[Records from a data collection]
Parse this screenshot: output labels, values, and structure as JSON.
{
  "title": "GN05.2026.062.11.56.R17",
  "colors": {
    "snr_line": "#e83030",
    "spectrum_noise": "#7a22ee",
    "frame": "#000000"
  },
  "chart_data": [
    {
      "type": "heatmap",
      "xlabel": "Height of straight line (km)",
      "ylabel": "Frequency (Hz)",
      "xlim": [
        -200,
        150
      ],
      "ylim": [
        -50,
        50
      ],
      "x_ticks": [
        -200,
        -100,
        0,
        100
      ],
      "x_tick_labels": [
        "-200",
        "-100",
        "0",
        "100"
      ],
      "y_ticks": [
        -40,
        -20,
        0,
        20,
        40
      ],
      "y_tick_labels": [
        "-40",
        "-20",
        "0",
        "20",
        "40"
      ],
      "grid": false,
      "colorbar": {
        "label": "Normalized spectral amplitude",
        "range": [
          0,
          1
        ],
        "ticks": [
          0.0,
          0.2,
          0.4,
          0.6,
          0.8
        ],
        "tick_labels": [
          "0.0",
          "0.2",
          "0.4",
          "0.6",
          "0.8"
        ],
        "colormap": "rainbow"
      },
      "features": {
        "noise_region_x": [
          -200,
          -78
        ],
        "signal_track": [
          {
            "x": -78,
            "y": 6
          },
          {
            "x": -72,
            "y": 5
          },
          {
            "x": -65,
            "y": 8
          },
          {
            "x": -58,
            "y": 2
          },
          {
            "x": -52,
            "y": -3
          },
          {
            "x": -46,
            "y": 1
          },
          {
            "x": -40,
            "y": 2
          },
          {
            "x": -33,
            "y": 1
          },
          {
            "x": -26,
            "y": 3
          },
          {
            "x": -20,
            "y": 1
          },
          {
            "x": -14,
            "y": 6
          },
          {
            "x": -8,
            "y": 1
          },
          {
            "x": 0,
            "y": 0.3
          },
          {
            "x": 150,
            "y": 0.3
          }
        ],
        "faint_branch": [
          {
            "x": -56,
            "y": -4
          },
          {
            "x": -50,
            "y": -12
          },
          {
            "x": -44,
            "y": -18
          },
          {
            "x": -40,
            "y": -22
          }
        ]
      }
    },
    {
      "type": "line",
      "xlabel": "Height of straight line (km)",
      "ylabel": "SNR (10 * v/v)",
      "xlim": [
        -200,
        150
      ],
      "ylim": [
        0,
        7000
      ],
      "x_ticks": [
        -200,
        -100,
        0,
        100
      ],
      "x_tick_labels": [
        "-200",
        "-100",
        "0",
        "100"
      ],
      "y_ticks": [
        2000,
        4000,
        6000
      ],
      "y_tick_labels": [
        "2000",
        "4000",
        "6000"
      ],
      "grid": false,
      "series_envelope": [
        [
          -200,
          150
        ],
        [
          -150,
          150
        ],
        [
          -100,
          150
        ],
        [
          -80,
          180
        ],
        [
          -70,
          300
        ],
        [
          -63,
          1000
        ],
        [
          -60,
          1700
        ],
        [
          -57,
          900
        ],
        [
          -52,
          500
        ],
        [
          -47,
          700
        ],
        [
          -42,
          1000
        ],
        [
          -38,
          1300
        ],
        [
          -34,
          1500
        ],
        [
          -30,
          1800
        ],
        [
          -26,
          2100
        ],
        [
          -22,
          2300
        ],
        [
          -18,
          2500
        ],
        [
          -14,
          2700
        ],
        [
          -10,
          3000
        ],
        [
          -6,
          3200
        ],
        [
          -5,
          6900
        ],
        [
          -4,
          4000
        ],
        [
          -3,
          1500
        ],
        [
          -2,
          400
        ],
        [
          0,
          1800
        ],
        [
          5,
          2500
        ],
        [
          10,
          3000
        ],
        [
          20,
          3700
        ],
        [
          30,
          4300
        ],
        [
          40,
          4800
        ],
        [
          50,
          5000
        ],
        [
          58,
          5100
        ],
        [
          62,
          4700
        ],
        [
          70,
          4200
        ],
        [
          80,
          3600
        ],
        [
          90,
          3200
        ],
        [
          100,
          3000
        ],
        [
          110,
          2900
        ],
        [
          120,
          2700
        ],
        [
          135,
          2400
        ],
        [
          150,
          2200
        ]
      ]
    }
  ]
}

WHAT TO DO:
Transcribe the material above in its entirety. Match it exactly.

RESPONSE:
Parse this screenshot: output labels, values, and structure as JSON.
{
  "title": "GN05.2026.062.11.56.R17",
  "colors": {
    "snr_line": "#e83030",
    "spectrum_noise": "#7a22ee",
    "frame": "#000000"
  },
  "chart_data": [
    {
      "type": "heatmap",
      "xlabel": "Height of straight line (km)",
      "ylabel": "Frequency (Hz)",
      "xlim": [
        -200,
        150
      ],
      "ylim": [
        -50,
        50
      ],
      "x_ticks": [
        -200,
        -100,
        0,
        100
      ],
      "x_tick_labels": [
        "-200",
        "-100",
        "0",
        "100"
      ],
      "y_ticks": [
        -40,
        -20,
        0,
        20,
        40
      ],
      "y_tick_labels": [
        "-40",
        "-20",
        "0",
        "20",
        "40"
      ],
      "grid": false,
      "colorbar": {
        "label": "Normalized spectral amplitude",
        "range": [
          0,
          1
        ],
        "ticks": [
          0.0,
          0.2,
          0.4,
          0.6,
          0.8
        ],
        "tick_labels": [
          "0.0",
          "0.2",
          "0.4",
          "0.6",
          "0.8"
        ],
        "colormap": "rainbow"
      },
      "features": {
        "noise_region_x": [
          -200,
          -78
        ],
        "signal_track": [
          {
            "x": -78,
            "y": 6
          },
          {
            "x": -72,
            "y": 5
          },
          {
            "x": -65,
            "y": 8
          },
          {
            "x": -58,
            "y": 2
          },
          {
            "x": -52,
            "y": -3
          },
          {
            "x": -46,
            "y": 1
          },
          {
            "x": -40,
            "y": 2
          },
          {
            "x": -33,
            "y": 1
          },
          {
            "x": -26,
            "y": 3
          },
          {
            "x": -20,
            "y": 1
          },
          {
            "x": -14,
            "y": 6
          },
          {
            "x": -8,
            "y": 1
          },
          {
            "x": 0,
            "y": 0.3
          },
          {
            "x": 150,
            "y": 0.3
          }
        ],
        "faint_branch": [
          {
            "x": -56,
            "y": -4
          },
          {
            "x": -50,
            "y": -12
          },
          {
            "x": -44,
            "y": -18
          },
          {
            "x": -40,
            "y": -22
          }
        ]
      }
    },
    {
      "type": "line",
      "xlabel": "Height of straight line (km)",
      "ylabel": "SNR (10 * v/v)",
      "xlim": [
        -200,
        150
      ],
      "ylim": [
        0,
        7000
      ],
      "x_ticks": [
        -200,
        -100,
        0,
        100
      ],
      "x_tick_labels": [
        "-200",
        "-100",
        "0",
        "100"
      ],
      "y_ticks": [
        2000,
        4000,
        6000
      ],
      "y_tick_labels": [
        "2000",
        "4000",
        "6000"
      ],
      "grid": false,
      "series_envelope": [
        [
          -200,
          150
        ],
        [
          -150,
          150
        ],
        [
          -100,
          150
        ],
        [
          -80,
          180
        ],
        [
          -70,
          300
        ],
        [
          -63,
          1000
        ],
        [
          -60,
          1700
        ],
        [
          -57,
          900
        ],
        [
          -52,
          500
        ],
        [
          -47,
          700
        ],
        [
          -42,
          1000
        ],
        [
          -38,
          1300
        ],
        [
          -34,
          1500
        ],
        [
          -30,
          1800
        ],
        [
          -26,
          2100
        ],
        [
          -22,
          2300
        ],
        [
          -18,
          2500
        ],
        [
          -14,
          2700
        ],
        [
          -10,
          3000
        ],
        [
          -6,
          3200
        ],
        [
          -5,
          6900
        ],
        [
          -4,
          4000
        ],
        [
          -3,
          1500
        ],
        [
          -2,
          400
        ],
        [
          0,
          1800
        ],
        [
          5,
          2500
        ],
        [
          10,
          3000
        ],
        [
          20,
          3700
        ],
        [
          30,
          4300
        ],
        [
          40,
          4800
        ],
        [
          50,
          5000
        ],
        [
          58,
          5100
        ],
        [
          62,
          4700
        ],
        [
          70,
          4200
        ],
        [
          80,
          3600
        ],
        [
          90,
          3200
        ],
        [
          100,
          3000
        ],
        [
          110,
          2900
        ],
        [
          120,
          2700
        ],
        [
          135,
          2400
        ],
        [
          150,
          2200
        ]
      ]
    }
  ]
}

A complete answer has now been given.